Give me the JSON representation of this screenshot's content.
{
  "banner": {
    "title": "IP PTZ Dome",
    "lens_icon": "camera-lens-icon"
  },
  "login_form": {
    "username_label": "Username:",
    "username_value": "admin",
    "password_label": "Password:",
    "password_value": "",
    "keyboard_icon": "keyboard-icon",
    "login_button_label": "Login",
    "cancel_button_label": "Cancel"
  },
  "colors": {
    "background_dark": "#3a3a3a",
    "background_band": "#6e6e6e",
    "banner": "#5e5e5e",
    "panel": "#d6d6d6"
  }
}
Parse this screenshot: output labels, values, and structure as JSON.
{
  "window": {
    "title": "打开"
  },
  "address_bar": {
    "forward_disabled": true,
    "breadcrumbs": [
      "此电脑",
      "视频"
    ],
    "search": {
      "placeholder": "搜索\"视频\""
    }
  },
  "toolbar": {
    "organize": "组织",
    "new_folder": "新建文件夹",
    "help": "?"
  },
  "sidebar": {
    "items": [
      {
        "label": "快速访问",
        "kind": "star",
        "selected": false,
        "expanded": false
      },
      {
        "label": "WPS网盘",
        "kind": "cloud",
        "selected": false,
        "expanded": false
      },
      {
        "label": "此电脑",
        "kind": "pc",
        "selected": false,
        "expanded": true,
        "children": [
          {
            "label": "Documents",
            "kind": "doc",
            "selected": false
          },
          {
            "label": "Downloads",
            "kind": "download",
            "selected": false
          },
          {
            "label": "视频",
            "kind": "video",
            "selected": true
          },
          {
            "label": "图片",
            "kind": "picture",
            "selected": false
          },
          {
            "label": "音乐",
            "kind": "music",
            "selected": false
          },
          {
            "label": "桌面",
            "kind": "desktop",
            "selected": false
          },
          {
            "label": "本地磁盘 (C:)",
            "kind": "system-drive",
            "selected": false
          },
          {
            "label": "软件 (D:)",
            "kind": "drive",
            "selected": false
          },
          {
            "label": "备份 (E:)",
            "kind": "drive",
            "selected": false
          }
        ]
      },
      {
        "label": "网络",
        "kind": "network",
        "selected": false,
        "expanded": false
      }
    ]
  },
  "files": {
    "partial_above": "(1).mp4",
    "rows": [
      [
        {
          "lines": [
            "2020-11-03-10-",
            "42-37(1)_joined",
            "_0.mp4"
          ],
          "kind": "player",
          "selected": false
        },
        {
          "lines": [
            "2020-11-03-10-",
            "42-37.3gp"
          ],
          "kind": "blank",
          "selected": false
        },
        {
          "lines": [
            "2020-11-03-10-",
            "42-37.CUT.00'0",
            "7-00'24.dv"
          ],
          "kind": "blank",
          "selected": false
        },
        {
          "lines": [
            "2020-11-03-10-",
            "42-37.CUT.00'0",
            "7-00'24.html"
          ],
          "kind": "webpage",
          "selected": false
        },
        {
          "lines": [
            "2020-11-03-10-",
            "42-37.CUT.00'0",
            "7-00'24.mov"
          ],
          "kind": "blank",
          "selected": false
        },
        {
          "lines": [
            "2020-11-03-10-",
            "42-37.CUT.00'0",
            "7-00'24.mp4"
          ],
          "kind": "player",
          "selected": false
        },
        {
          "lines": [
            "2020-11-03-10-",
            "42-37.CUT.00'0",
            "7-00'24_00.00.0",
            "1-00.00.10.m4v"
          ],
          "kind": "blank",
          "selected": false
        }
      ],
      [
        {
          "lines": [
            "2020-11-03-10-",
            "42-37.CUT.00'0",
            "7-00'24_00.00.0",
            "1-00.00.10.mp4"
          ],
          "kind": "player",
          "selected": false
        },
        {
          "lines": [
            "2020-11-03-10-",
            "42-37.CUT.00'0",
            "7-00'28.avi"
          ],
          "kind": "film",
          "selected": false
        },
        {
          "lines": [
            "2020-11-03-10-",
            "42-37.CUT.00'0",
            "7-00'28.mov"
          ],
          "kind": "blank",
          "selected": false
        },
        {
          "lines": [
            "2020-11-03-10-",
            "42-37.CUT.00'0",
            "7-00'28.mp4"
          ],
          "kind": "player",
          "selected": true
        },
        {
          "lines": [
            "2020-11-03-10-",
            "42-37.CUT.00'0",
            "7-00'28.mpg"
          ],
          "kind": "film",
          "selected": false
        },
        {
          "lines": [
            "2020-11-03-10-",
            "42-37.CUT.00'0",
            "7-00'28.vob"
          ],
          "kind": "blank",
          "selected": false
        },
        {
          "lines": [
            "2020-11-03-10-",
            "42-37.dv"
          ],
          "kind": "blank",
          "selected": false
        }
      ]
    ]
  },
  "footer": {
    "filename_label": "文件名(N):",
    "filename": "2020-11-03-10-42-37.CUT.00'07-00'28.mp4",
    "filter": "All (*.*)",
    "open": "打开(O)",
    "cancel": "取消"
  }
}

******

§ **Stated exercise**
Write the whole listing out again. Keep every line exactly as it is.

§ **Response to the exercise**
Give me the JSON representation of this screenshot's content.
{
  "banner": {
    "title": "IP PTZ Dome",
    "lens_icon": "camera-lens-icon"
  },
  "login_form": {
    "username_label": "Username:",
    "username_value": "admin",
    "password_label": "Password:",
    "password_value": "",
    "keyboard_icon": "keyboard-icon",
    "login_button_label": "Login",
    "cancel_button_label": "Cancel"
  },
  "colors": {
    "background_dark": "#3a3a3a",
    "background_band": "#6e6e6e",
    "banner": "#5e5e5e",
    "panel": "#d6d6d6"
  }
}
Parse this screenshot: output labels, values, and structure as JSON.
{
  "window": {
    "title": "打开"
  },
  "address_bar": {
    "forward_disabled": true,
    "breadcrumbs": [
      "此电脑",
      "视频"
    ],
    "search": {
      "placeholder": "搜索\"视频\""
    }
  },
  "toolbar": {
    "organize": "组织",
    "new_folder": "新建文件夹",
    "help": "?"
  },
  "sidebar": {
    "items": [
      {
        "label": "快速访问",
        "kind": "star",
        "selected": false,
        "expanded": false
      },
      {
        "label": "WPS网盘",
        "kind": "cloud",
        "selected": false,
        "expanded": false
      },
      {
        "label": "此电脑",
        "kind": "pc",
        "selected": false,
        "expanded": true,
        "children": [
          {
            "label": "Documents",
            "kind": "doc",
            "selected": false
          },
          {
            "label": "Downloads",
            "kind": "download",
            "selected": false
          },
          {
            "label": "视频",
            "kind": "video",
            "selected": true
          },
          {
            "label": "图片",
            "kind": "picture",
            "selected": false
          },
          {
            "label": "音乐",
            "kind": "music",
            "selected": false
          },
          {
            "label": "桌面",
            "kind": "desktop",
            "selected": false
          },
          {
            "label": "本地磁盘 (C:)",
            "kind": "system-drive",
            "selected": false
          },
          {
            "label": "软件 (D:)",
            "kind": "drive",
            "selected": false
          },
          {
            "label": "备份 (E:)",
            "kind": "drive",
            "selected": false
          }
        ]
      },
      {
        "label": "网络",
        "kind": "network",
        "selected": false,
        "expanded": false
      }
    ]
  },
  "files": {
    "partial_above": "(1).mp4",
    "rows": [
      [
        {
          "lines": [
            "2020-11-03-10-",
            "42-37(1)_joined",
            "_0.mp4"
          ],
          "kind": "player",
          "selected": false
        },
        {
          "lines": [
            "2020-11-03-10-",
            "42-37.3gp"
          ],
          "kind": "blank",
          "selected": false
        },
        {
          "lines": [
            "2020-11-03-10-",
            "42-37.CUT.00'0",
            "7-00'24.dv"
          ],
          "kind": "blank",
          "selected": false
        },
        {
          "lines": [
            "2020-11-03-10-",
            "42-37.CUT.00'0",
            "7-00'24.html"
          ],
          "kind": "webpage",
          "selected": false
        },
        {
          "lines": [
            "2020-11-03-10-",
            "42-37.CUT.00'0",
            "7-00'24.mov"
          ],
          "kind": "blank",
          "selected": false
        },
        {
          "lines": [
            "2020-11-03-10-",
            "42-37.CUT.00'0",
            "7-00'24.mp4"
          ],
          "kind": "player",
          "selected": false
        },
        {
          "lines": [
            "2020-11-03-10-",
            "42-37.CUT.00'0",
            "7-00'24_00.00.0",
            "1-00.00.10.m4v"
          ],
          "kind": "blank",
          "selected": false
        }
      ],
      [
        {
          "lines": [
            "2020-11-03-10-",
            "42-37.CUT.00'0",
            "7-00'24_00.00.0",
            "1-00.00.10.mp4"
          ],
          "kind": "player",
          "selected": false
        },
        {
          "lines": [
            "2020-11-03-10-",
            "42-37.CUT.00'0",
            "7-00'28.avi"
          ],
          "kind": "film",
          "selected": false
        },
        {
          "lines": [
            "2020-11-03-10-",
            "42-37.CUT.00'0",
            "7-00'28.mov"
          ],
          "kind": "blank",
          "selected": false
        },
        {
          "lines": [
            "2020-11-03-10-",
            "42-37.CUT.00'0",
            "7-00'28.mp4"
          ],
          "kind": "player",
          "selected": true
        },
        {
          "lines": [
            "2020-11-03-10-",
            "42-37.CUT.00'0",
            "7-00'28.mpg"
          ],
          "kind": "film",
          "selected": false
        },
        {
          "lines": [
            "2020-11-03-10-",
            "42-37.CUT.00'0",
            "7-00'28.vob"
          ],
          "kind": "blank",
          "selected": false
        },
        {
          "lines": [
            "2020-11-03-10-",
            "42-37.dv"
          ],
          "kind": "blank",
          "selected": false
        }
      ]
    ]
  },
  "footer": {
    "filename_label": "文件名(N):",
    "filename": "2020-11-03-10-42-37.CUT.00'07-00'28.mp4",
    "filter": "All (*.*)",
    "open": "打开(O)",
    "cancel": "取消"
  }
}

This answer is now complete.